■ TEXT SECTION:
#####

Dame Eileen Louise Younghusband, DBE (1 January 1902 – 22 May 1981) was a British social worker, researcher, and teacher in the field of social work.

== Early life ==
Her father was Sir Francis Younghusband (1863–1942), a British explorer and mystic famous for his discoveries in Central Asia and his leadership of the British Tibet campaign of 1903–04. She was a student at the London School of Economics 1926–29, and a member of staff 1944–1958.

== Professional contributions ==
In her Carnegie Reports of 1947 and 1950 she advocated "generic" training – a set of core knowledge common to all social workers. In 1954 she pioneered the teaching of a generic course that was to become the prototype of professional social work training in other universities.

In 1955 she chaired a Ministry of Health working party on the provision of training for social workers, a rapidly expanding profession but with little opportunity for formal training. The subsequent Younghusband Report, which was published in May 1959, led to the establishment of the Council for Training in Social Work. During the 1960s, Younghusband served as a Committee Member of the Council for Training in Social Work.

In 1968 Younghusband chaired the Calouste Gulbenkian Foundation's report, Community Work and Social Change.

==Honours==
She was appointed MBE in 1946, CBE in 1955, and DBE in 1964.

#####

■ WHAT IS ASKED:
Continue the text about Eileen Younghusband from the point where it stops.

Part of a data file
#####

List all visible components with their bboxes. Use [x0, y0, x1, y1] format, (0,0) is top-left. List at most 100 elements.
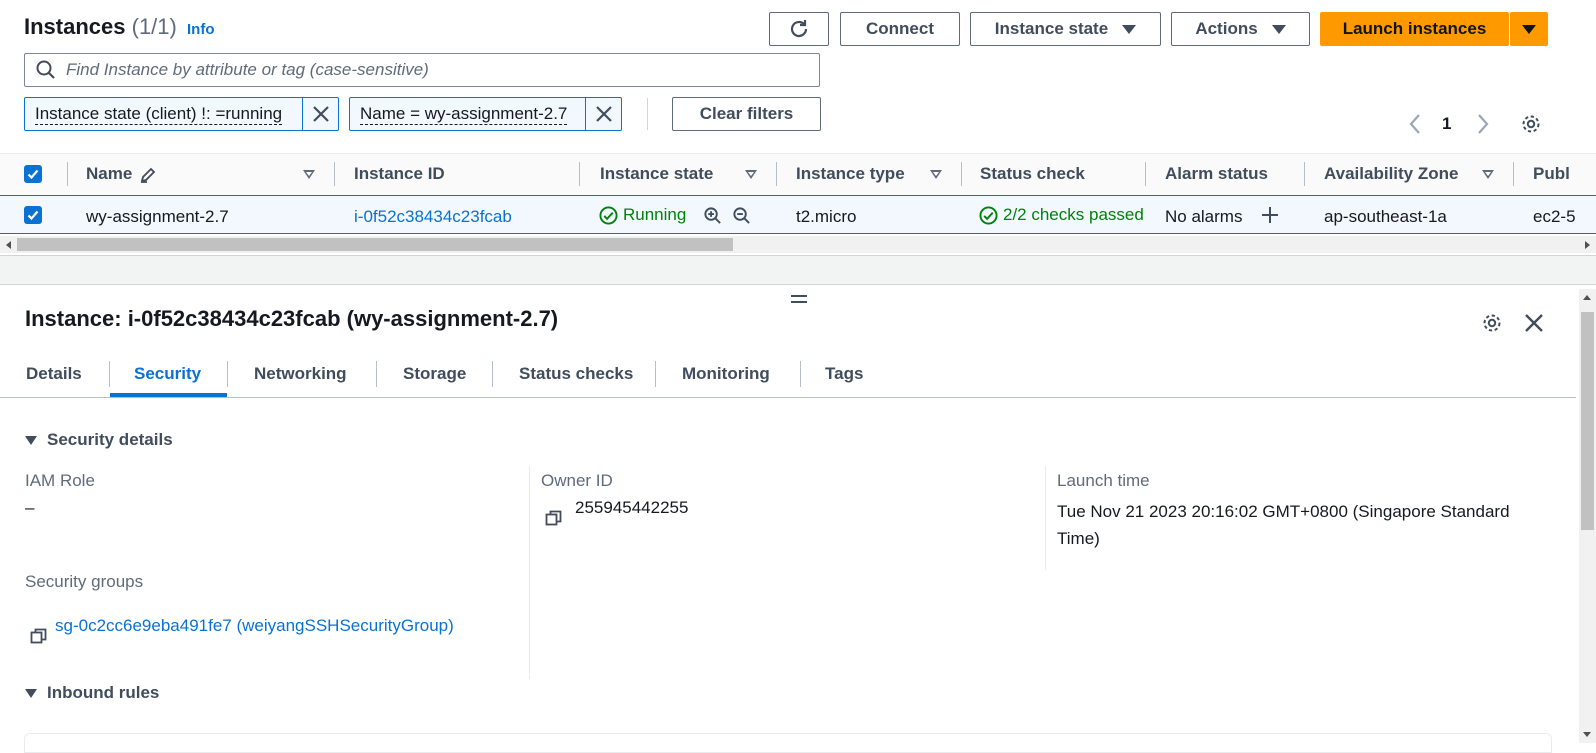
owner-id-value: 255945442255	[575, 498, 689, 517]
copy-icon[interactable]	[30, 627, 48, 645]
scrollbar-thumb[interactable]	[1581, 312, 1594, 530]
scroll-left-arrow[interactable]	[6, 241, 11, 249]
check-icon	[27, 169, 39, 180]
cell-status-check: 2/2 checks passed	[979, 205, 1144, 225]
filter-token-name[interactable]: Name = wy-assignment-2.7	[349, 97, 622, 131]
remove-filter-button[interactable]	[302, 98, 338, 130]
select-all-checkbox[interactable]	[24, 165, 42, 183]
remove-filter-button[interactable]	[585, 98, 621, 130]
launch-time-line: Time)	[1057, 529, 1100, 548]
iam-role-label: IAM Role	[25, 471, 95, 490]
caret-down-icon	[25, 435, 37, 445]
status-check-text: 2/2 checks passed	[1003, 205, 1144, 224]
tab-tags[interactable]: Tags	[825, 364, 863, 384]
launch-time-value: Tue Nov 21 2023 20:16:02 GMT+0800 (Singa…	[1057, 498, 1510, 552]
caret-down-icon	[1122, 24, 1137, 34]
column-header-availability-zone[interactable]: Availability Zone	[1324, 164, 1458, 184]
close-icon[interactable]	[1524, 313, 1544, 333]
sort-icon[interactable]	[745, 170, 757, 179]
column-header-name[interactable]: Name	[86, 164, 132, 184]
sort-icon[interactable]	[930, 170, 942, 179]
horizontal-scrollbar[interactable]	[0, 236, 1596, 253]
instance-count: (1/1)	[131, 14, 177, 39]
check-icon	[27, 210, 39, 221]
column-header-label: Alarm status	[1165, 164, 1268, 183]
vertical-scrollbar[interactable]	[1579, 289, 1596, 743]
launch-instances-button[interactable]: Launch instances	[1320, 12, 1509, 46]
section-title-text: Inbound rules	[47, 683, 160, 702]
connect-label: Connect	[866, 19, 934, 38]
zoom-in-icon[interactable]	[703, 206, 722, 225]
security-details-toggle[interactable]: Security details	[25, 430, 173, 450]
tabs-underline	[0, 397, 1576, 398]
row-checkbox[interactable]	[24, 206, 42, 224]
security-group-link[interactable]: sg-0c2cc6e9eba491fe7 (weiyangSSHSecurity…	[55, 616, 454, 636]
filter-token-label: Instance state (client) !: =running	[35, 103, 283, 125]
status-success-icon	[599, 205, 618, 225]
split-panel-divider[interactable]	[0, 255, 1596, 285]
column-header-alarm-status[interactable]: Alarm status	[1165, 164, 1268, 184]
col-divider	[1513, 162, 1514, 186]
close-icon	[312, 106, 329, 122]
page-number[interactable]: 1	[1442, 114, 1451, 134]
column-header-instance-id[interactable]: Instance ID	[354, 164, 445, 184]
cell-availability-zone: ap-southeast-1a	[1324, 207, 1447, 226]
resize-handle[interactable]	[791, 295, 807, 303]
plus-icon[interactable]	[1261, 206, 1279, 224]
info-link[interactable]: Info	[187, 21, 215, 38]
column-header-status-check[interactable]: Status check	[980, 164, 1085, 184]
instance-state-button[interactable]: Instance state	[970, 12, 1161, 46]
tab-storage[interactable]: Storage	[403, 364, 466, 384]
tab-divider	[109, 361, 110, 387]
clear-filters-button[interactable]: Clear filters	[672, 97, 821, 131]
tab-status-checks[interactable]: Status checks	[519, 364, 633, 384]
tab-divider	[800, 361, 801, 387]
scroll-up-arrow[interactable]	[1583, 295, 1591, 300]
actions-button[interactable]: Actions	[1171, 12, 1310, 46]
column-header-public[interactable]: Publ	[1533, 164, 1596, 184]
sort-icon[interactable]	[303, 170, 315, 179]
launch-dropdown-button[interactable]	[1510, 12, 1548, 46]
sort-icon[interactable]	[1482, 170, 1494, 179]
search-placeholder: Find Instance by attribute or tag (case-…	[66, 60, 429, 79]
col-divider	[579, 162, 580, 186]
launch-time-line: Tue Nov 21 2023 20:16:02 GMT+0800 (Singa…	[1057, 502, 1510, 521]
refresh-button[interactable]	[769, 12, 829, 46]
instance-state-label: Instance state	[994, 19, 1109, 38]
iam-role-value: –	[25, 498, 35, 517]
tab-divider	[655, 361, 656, 387]
instance-id-link[interactable]: i-0f52c38434c23fcab	[354, 207, 512, 227]
cell-name: wy-assignment-2.7	[86, 207, 229, 226]
column-header-instance-type[interactable]: Instance type	[796, 164, 905, 184]
inbound-rules-container	[24, 733, 1552, 753]
scroll-down-arrow[interactable]	[1583, 732, 1591, 737]
inbound-rules-toggle[interactable]: Inbound rules	[25, 683, 159, 703]
clear-filters-label: Clear filters	[699, 104, 794, 123]
zoom-out-icon[interactable]	[732, 206, 751, 225]
caret-down-icon	[1522, 24, 1536, 34]
col-divider	[961, 162, 962, 186]
col-divider	[334, 162, 335, 186]
cell-public: ec2-5	[1533, 207, 1576, 226]
copy-icon[interactable]	[545, 509, 563, 527]
chevron-right-icon[interactable]	[1476, 113, 1490, 135]
connect-button[interactable]: Connect	[840, 12, 960, 46]
col-divider	[1304, 162, 1305, 186]
filter-token-state[interactable]: Instance state (client) !: =running	[24, 97, 339, 131]
cell-alarm-status: No alarms	[1165, 207, 1243, 226]
search-input[interactable]: Find Instance by attribute or tag (case-…	[24, 53, 820, 87]
detail-title: Instance: i-0f52c38434c23fcab (wy-assign…	[25, 306, 559, 331]
edit-pencil-icon	[140, 167, 156, 183]
scroll-right-arrow[interactable]	[1585, 241, 1590, 249]
tab-divider	[227, 361, 228, 387]
tab-details[interactable]: Details	[26, 364, 82, 384]
launch-label: Launch instances	[1342, 19, 1487, 38]
gear-icon[interactable]	[1520, 113, 1542, 135]
gear-icon[interactable]	[1481, 312, 1503, 334]
chevron-left-icon[interactable]	[1408, 113, 1422, 135]
tab-monitoring[interactable]: Monitoring	[682, 364, 770, 384]
tab-security[interactable]: Security	[134, 364, 201, 384]
tab-networking[interactable]: Networking	[254, 364, 347, 384]
column-header-instance-state[interactable]: Instance state	[600, 164, 713, 184]
scrollbar-thumb[interactable]	[17, 238, 733, 251]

#####

■ THE ANSWER:
Eileen Younghusband was also active at an international level, initially through the British Council and the UN, and from 1950 through the International Association of Schools of Social Work (IASSW), initially as board member and from 1961 onwards as (honorary) president. She made it her task to promote high standards of social work education across the globe. She is still honoured by the IASSW through the biennial Eileen Younghusband memorial lectures (inaugurated 1984) at the global IASSW conference, when a current social work educator is invited to speak at the IASSW conference on a topic of relevance to international social work.

==Death==
Younghusband died in 1981, in a car accident in Raleigh, North Carolina, while on a lecture tour in the United States; she was 79 years old.

==Publications==
Eileen Younghusband's publications include:
- The Education and Training of Social Workers (1947)
- Social Work in Britain (1951)
- Social work in Britain, 1950–1975: a follow-up study (1978).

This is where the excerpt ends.